Exercise description:
The records that follow must be reproduced in full, exactly as written.

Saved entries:
-- Start --
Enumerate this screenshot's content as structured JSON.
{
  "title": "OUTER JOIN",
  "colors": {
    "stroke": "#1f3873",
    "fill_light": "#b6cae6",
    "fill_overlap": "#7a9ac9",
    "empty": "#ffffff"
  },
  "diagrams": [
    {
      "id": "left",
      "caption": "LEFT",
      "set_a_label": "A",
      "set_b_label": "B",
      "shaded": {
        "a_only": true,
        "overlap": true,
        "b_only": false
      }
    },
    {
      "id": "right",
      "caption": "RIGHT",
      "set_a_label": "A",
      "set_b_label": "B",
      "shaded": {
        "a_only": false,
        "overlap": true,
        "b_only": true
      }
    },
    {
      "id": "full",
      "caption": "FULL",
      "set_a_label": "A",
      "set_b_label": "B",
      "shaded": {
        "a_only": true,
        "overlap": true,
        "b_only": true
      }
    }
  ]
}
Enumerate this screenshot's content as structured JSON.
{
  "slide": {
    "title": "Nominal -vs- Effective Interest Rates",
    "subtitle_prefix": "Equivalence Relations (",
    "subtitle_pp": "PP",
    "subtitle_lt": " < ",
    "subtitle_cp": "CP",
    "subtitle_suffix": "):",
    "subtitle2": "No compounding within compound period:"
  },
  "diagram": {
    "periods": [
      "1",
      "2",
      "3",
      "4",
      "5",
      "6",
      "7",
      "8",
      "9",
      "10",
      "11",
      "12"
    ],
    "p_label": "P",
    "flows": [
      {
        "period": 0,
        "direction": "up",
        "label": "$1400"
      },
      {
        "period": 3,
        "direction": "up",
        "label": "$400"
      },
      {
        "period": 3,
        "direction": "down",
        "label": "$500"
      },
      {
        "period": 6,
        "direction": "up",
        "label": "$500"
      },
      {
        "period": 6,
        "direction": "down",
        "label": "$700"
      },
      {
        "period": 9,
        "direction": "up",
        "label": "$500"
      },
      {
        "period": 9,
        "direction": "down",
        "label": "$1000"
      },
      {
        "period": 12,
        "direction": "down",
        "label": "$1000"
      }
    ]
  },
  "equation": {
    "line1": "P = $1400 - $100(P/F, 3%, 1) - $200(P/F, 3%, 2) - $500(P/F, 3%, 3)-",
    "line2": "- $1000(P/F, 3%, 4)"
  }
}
-- End --
Written answer:
Enumerate this screenshot's content as structured JSON.
{
  "title": "OUTER JOIN",
  "colors": {
    "stroke": "#1f3873",
    "fill_light": "#b6cae6",
    "fill_overlap": "#7a9ac9",
    "empty": "#ffffff"
  },
  "diagrams": [
    {
      "id": "left",
      "caption": "LEFT",
      "set_a_label": "A",
      "set_b_label": "B",
      "shaded": {
        "a_only": true,
        "overlap": true,
        "b_only": false
      }
    },
    {
      "id": "right",
      "caption": "RIGHT",
      "set_a_label": "A",
      "set_b_label": "B",
      "shaded": {
        "a_only": false,
        "overlap": true,
        "b_only": true
      }
    },
    {
      "id": "full",
      "caption": "FULL",
      "set_a_label": "A",
      "set_b_label": "B",
      "shaded": {
        "a_only": true,
        "overlap": true,
        "b_only": true
      }
    }
  ]
}
Enumerate this screenshot's content as structured JSON.
{
  "slide": {
    "title": "Nominal -vs- Effective Interest Rates",
    "subtitle_prefix": "Equivalence Relations (",
    "subtitle_pp": "PP",
    "subtitle_lt": " < ",
    "subtitle_cp": "CP",
    "subtitle_suffix": "):",
    "subtitle2": "No compounding within compound period:"
  },
  "diagram": {
    "periods": [
      "1",
      "2",
      "3",
      "4",
      "5",
      "6",
      "7",
      "8",
      "9",
      "10",
      "11",
      "12"
    ],
    "p_label": "P",
    "flows": [
      {
        "period": 0,
        "direction": "up",
        "label": "$1400"
      },
      {
        "period": 3,
        "direction": "up",
        "label": "$400"
      },
      {
        "period": 3,
        "direction": "down",
        "label": "$500"
      },
      {
        "period": 6,
        "direction": "up",
        "label": "$500"
      },
      {
        "period": 6,
        "direction": "down",
        "label": "$700"
      },
      {
        "period": 9,
        "direction": "up",
        "label": "$500"
      },
      {
        "period": 9,
        "direction": "down",
        "label": "$1000"
      },
      {
        "period": 12,
        "direction": "down",
        "label": "$1000"
      }
    ]
  },
  "equation": {
    "line1": "P = $1400 - $100(P/F, 3%, 1) - $200(P/F, 3%, 2) - $500(P/F, 3%, 3)-",
    "line2": "- $1000(P/F, 3%, 4)"
  }
}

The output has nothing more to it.